Data records:

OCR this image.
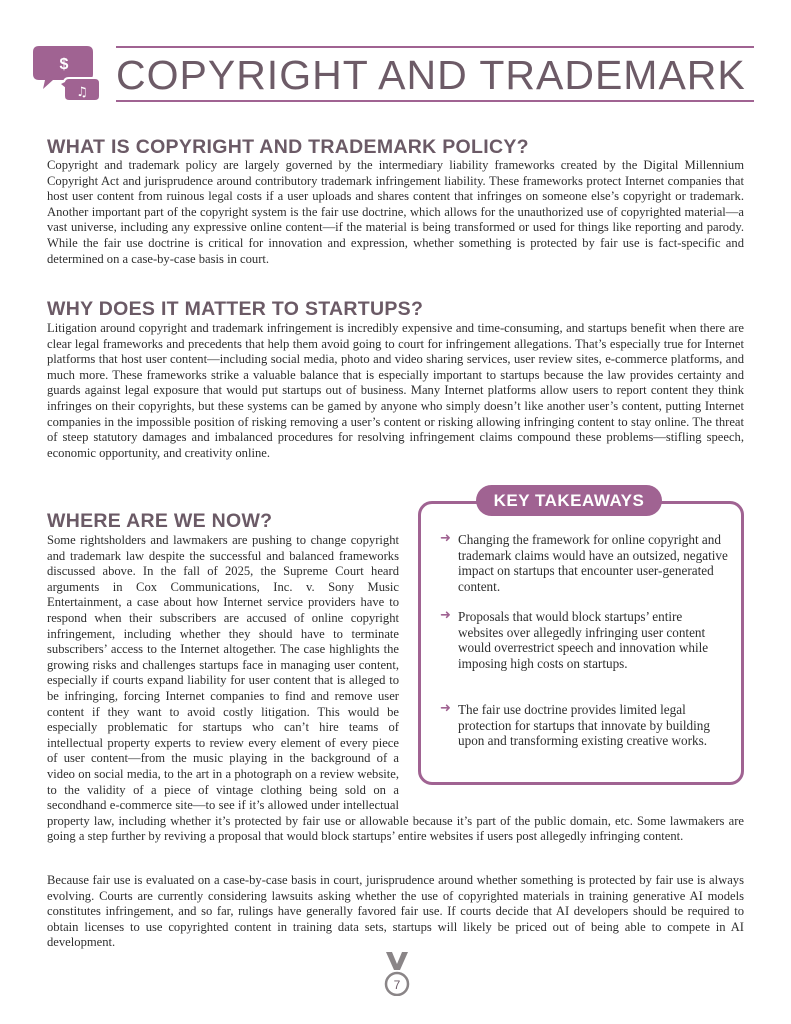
$
♫ COPYRIGHT AND TRADEMARK
WHAT IS COPYRIGHT AND TRADEMARK POLICY?

Copyright and trademark policy are largely governed by the intermediary liability frameworks created by the Digital Millennium Copyright Act and jurisprudence around contributory trademark infringement liability. These frameworks protect Internet companies that host user content from ruinous legal costs if a user uploads and shares content that infringes on someone else’s copyright or trademark. Another important part of the copyright system is the fair use doctrine, which allows for the unauthorized use of copyrighted material—a vast universe, including any expressive online content—if the material is being transformed or used for things like reporting and parody. While the fair use doctrine is critical for innovation and expression, whether something is protected by fair use is fact-specific and determined on a case-by-case basis in court.

WHY DOES IT MATTER TO STARTUPS?

Litigation around copyright and trademark infringement is incredibly expensive and time-consuming, and startups benefit when there are clear legal frameworks and precedents that help them avoid going to court for infringement allegations. That’s especially true for Internet platforms that host user content—including social media, photo and video sharing services, user review sites, e-commerce platforms, and much more. These frameworks strike a valuable balance that is especially important to startups because the law provides certainty and guards against legal exposure that would put startups out of business. Many Internet platforms allow users to report content they think infringes on their copyrights, but these systems can be gamed by anyone who simply doesn’t like another user’s content, putting Internet companies in the impossible position of risking removing a user’s content or risking allowing infringing content to stay online. The threat of steep statutory damages and imbalanced procedures for resolving infringement claims compound these problems—stifling speech, economic opportunity, and creativity online.

WHERE ARE WE NOW?

Some rightsholders and lawmakers are pushing to change copyright and trademark law despite the successful and balanced frameworks discussed above. In the fall of 2025, the Supreme Court heard arguments in Cox Communications, Inc. v. Sony Music Entertainment, a case about how Internet service providers have to respond when their subscribers are accused of online copyright infringement, including whether they should have to terminate subscribers’ access to the Internet altogether. The case highlights the growing risks and challenges startups face in managing user content, especially if courts expand liability for user content that is alleged to be infringing, forcing Internet companies to find and remove user content if they want to avoid costly litigation. This would be especially problematic for startups who can’t hire teams of intellectual property experts to review every element of every piece of user content—from the music playing in the background of a video on social media, to the art in a photograph on a review website, to the validity of a piece of vintage clothing being sold on a secondhand e-commerce site—to see if it’s allowed under intellectual property law, including whether it’s protected by fair use or allowable because it’s part of the public domain, etc. Some lawmakers are going a step further by reviving a proposal that would block startups’ entire websites if users post allegedly infringing content.

Because fair use is evaluated on a case-by-case basis in court, jurisprudence around whether something is protected by fair use is always evolving. Courts are currently considering lawsuits asking whether the use of copyrighted materials in training generative AI models constitutes infringement, and so far, rulings have generally favored fair use. If courts decide that AI developers should be required to obtain licenses to use copyrighted content in training data sets, startups will likely be priced out of being able to compete in AI development.

KEY TAKEAWAYS
➜ Changing the framework for online copyright and trademark claims would have an outsized, negative impact on startups that encounter user-generated content.
➜ Proposals that would block startups’ entire websites over allegedly infringing user content would overrestrict speech and innovation while imposing high costs on startups.
➜ The fair use doctrine provides limited legal protection for startups that innovate by building upon and transforming existing creative works.
7
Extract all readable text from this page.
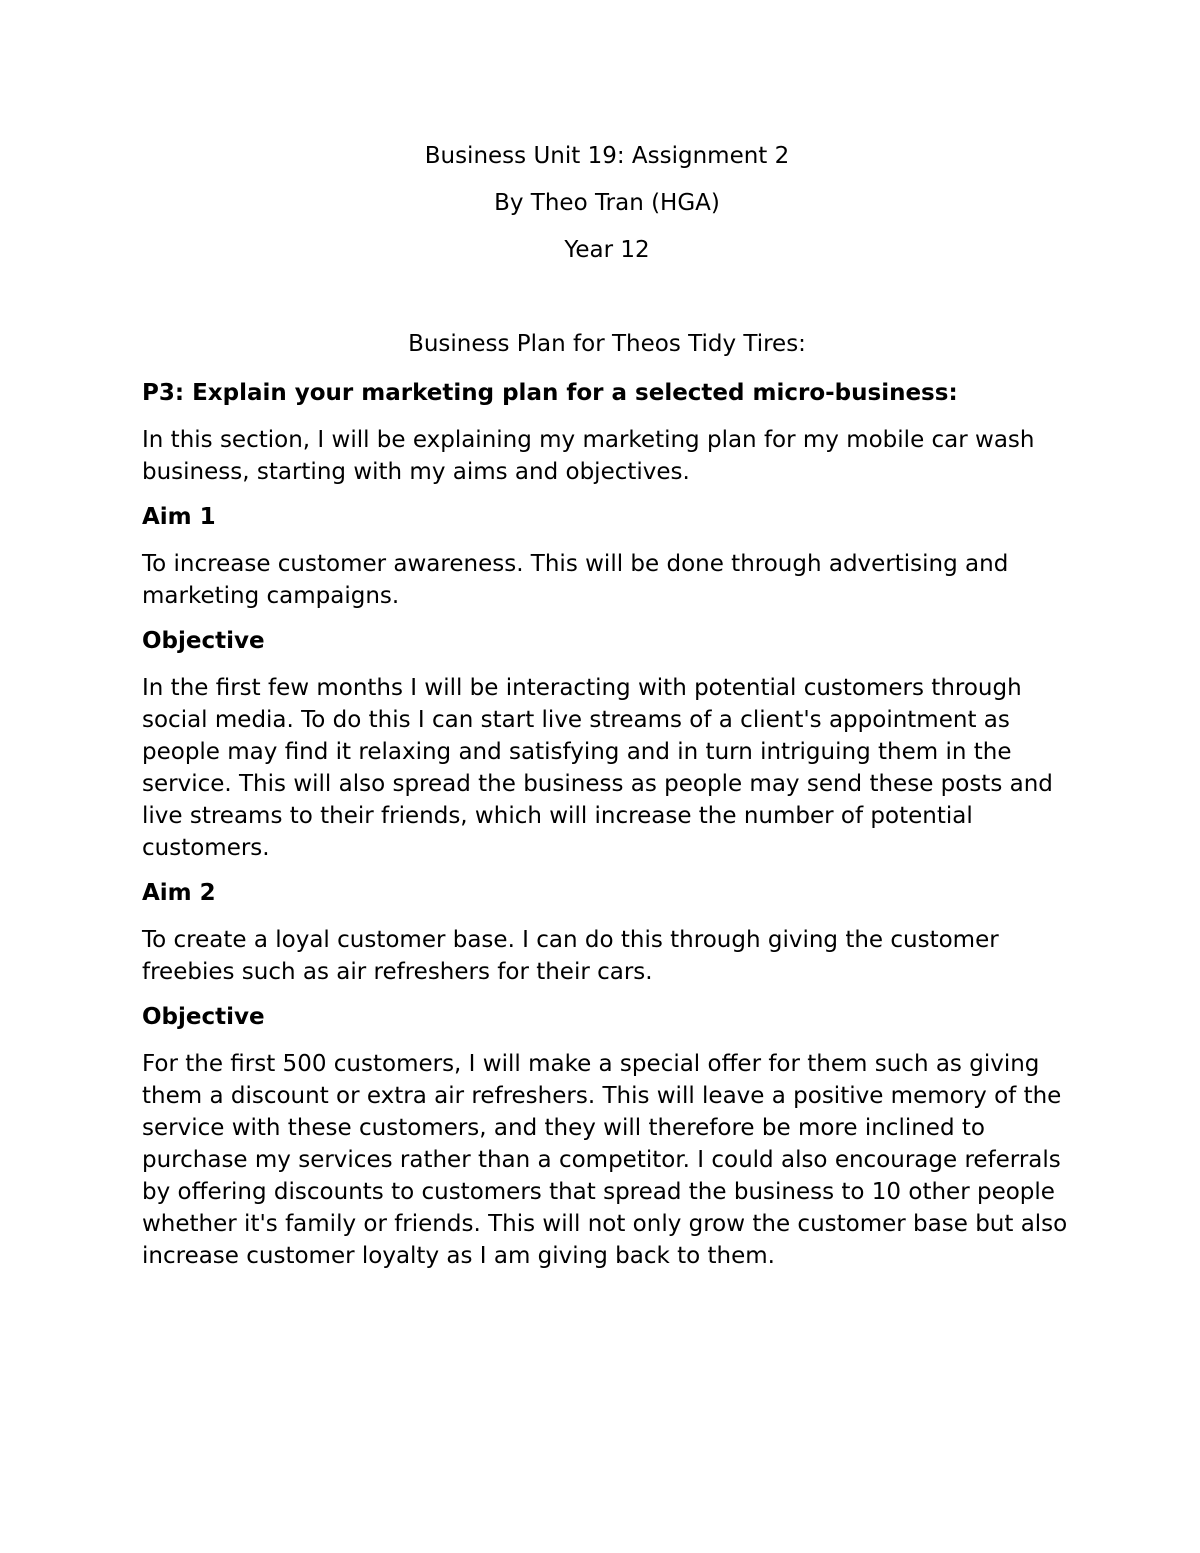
Business Unit 19: Assignment 2

By Theo Tran (HGA)

Year 12

Business Plan for Theos Tidy Tires:

P3: Explain your marketing plan for a selected micro-business:

In this section, I will be explaining my marketing plan for my mobile car wash business, starting with my aims and objectives.

Aim 1

To increase customer awareness. This will be done through advertising and marketing campaigns.

Objective

In the first few months I will be interacting with potential customers through social media. To do this I can start live streams of a client's appointment as people may find it relaxing and satisfying and in turn intriguing them in the service. This will also spread the business as people may send these posts and live streams to their friends, which will increase the number of potential customers.

Aim 2

To create a loyal customer base. I can do this through giving the customer freebies such as air refreshers for their cars.

Objective

For the first 500 customers, I will make a special offer for them such as giving them a discount or extra air refreshers. This will leave a positive memory of the service with these customers, and they will therefore be more inclined to purchase my services rather than a competitor. I could also encourage referrals by offering discounts to customers that spread the business to 10 other people whether it's family or friends. This will not only grow the customer base but also increase customer loyalty as I am giving back to them.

PROBLEM DETAILS:
Please write out all of the material above without changing a word, and omit any pictures.

CORRECT RESPONSE:
OCR this image.
$
♫ COPYRIGHT AND TRADEMARK
WHAT IS COPYRIGHT AND TRADEMARK POLICY?

Copyright and trademark policy are largely governed by the intermediary liability frameworks created by the Digital Millennium Copyright Act and jurisprudence around contributory trademark infringement liability. These frameworks protect Internet companies that host user content from ruinous legal costs if a user uploads and shares content that infringes on someone else’s copyright or trademark. Another important part of the copyright system is the fair use doctrine, which allows for the unauthorized use of copyrighted material—a vast universe, including any expressive online content—if the material is being transformed or used for things like reporting and parody. While the fair use doctrine is critical for innovation and expression, whether something is protected by fair use is fact-specific and determined on a case-by-case basis in court.

WHY DOES IT MATTER TO STARTUPS?

Litigation around copyright and trademark infringement is incredibly expensive and time-consuming, and startups benefit when there are clear legal frameworks and precedents that help them avoid going to court for infringement allegations. That’s especially true for Internet platforms that host user content—including social media, photo and video sharing services, user review sites, e-commerce platforms, and much more. These frameworks strike a valuable balance that is especially important to startups because the law provides certainty and guards against legal exposure that would put startups out of business. Many Internet platforms allow users to report content they think infringes on their copyrights, but these systems can be gamed by anyone who simply doesn’t like another user’s content, putting Internet companies in the impossible position of risking removing a user’s content or risking allowing infringing content to stay online. The threat of steep statutory damages and imbalanced procedures for resolving infringement claims compound these problems—stifling speech, economic opportunity, and creativity online.

WHERE ARE WE NOW?

Some rightsholders and lawmakers are pushing to change copyright and trademark law despite the successful and balanced frameworks discussed above. In the fall of 2025, the Supreme Court heard arguments in Cox Communications, Inc. v. Sony Music Entertainment, a case about how Internet service providers have to respond when their subscribers are accused of online copyright infringement, including whether they should have to terminate subscribers’ access to the Internet altogether. The case highlights the growing risks and challenges startups face in managing user content, especially if courts expand liability for user content that is alleged to be infringing, forcing Internet companies to find and remove user content if they want to avoid costly litigation. This would be especially problematic for startups who can’t hire teams of intellectual property experts to review every element of every piece of user content—from the music playing in the background of a video on social media, to the art in a photograph on a review website, to the validity of a piece of vintage clothing being sold on a secondhand e-commerce site—to see if it’s allowed under intellectual property law, including whether it’s protected by fair use or allowable because it’s part of the public domain, etc. Some lawmakers are going a step further by reviving a proposal that would block startups’ entire websites if users post allegedly infringing content.

Because fair use is evaluated on a case-by-case basis in court, jurisprudence around whether something is protected by fair use is always evolving. Courts are currently considering lawsuits asking whether the use of copyrighted materials in training generative AI models constitutes infringement, and so far, rulings have generally favored fair use. If courts decide that AI developers should be required to obtain licenses to use copyrighted content in training data sets, startups will likely be priced out of being able to compete in AI development.

KEY TAKEAWAYS
➜ Changing the framework for online copyright and trademark claims would have an outsized, negative impact on startups that encounter user-generated content.
➜ Proposals that would block startups’ entire websites over allegedly infringing user content would overrestrict speech and innovation while imposing high costs on startups.
➜ The fair use doctrine provides limited legal protection for startups that innovate by building upon and transforming existing creative works.
7
Extract all readable text from this page.
Business Unit 19: Assignment 2

By Theo Tran (HGA)

Year 12

Business Plan for Theos Tidy Tires:

P3: Explain your marketing plan for a selected micro-business:

In this section, I will be explaining my marketing plan for my mobile car wash business, starting with my aims and objectives.

Aim 1

To increase customer awareness. This will be done through advertising and marketing campaigns.

Objective

In the first few months I will be interacting with potential customers through social media. To do this I can start live streams of a client's appointment as people may find it relaxing and satisfying and in turn intriguing them in the service. This will also spread the business as people may send these posts and live streams to their friends, which will increase the number of potential customers.

Aim 2

To create a loyal customer base. I can do this through giving the customer freebies such as air refreshers for their cars.

Objective

For the first 500 customers, I will make a special offer for them such as giving them a discount or extra air refreshers. This will leave a positive memory of the service with these customers, and they will therefore be more inclined to purchase my services rather than a competitor. I could also encourage referrals by offering discounts to customers that spread the business to 10 other people whether it's family or friends. This will not only grow the customer base but also increase customer loyalty as I am giving back to them.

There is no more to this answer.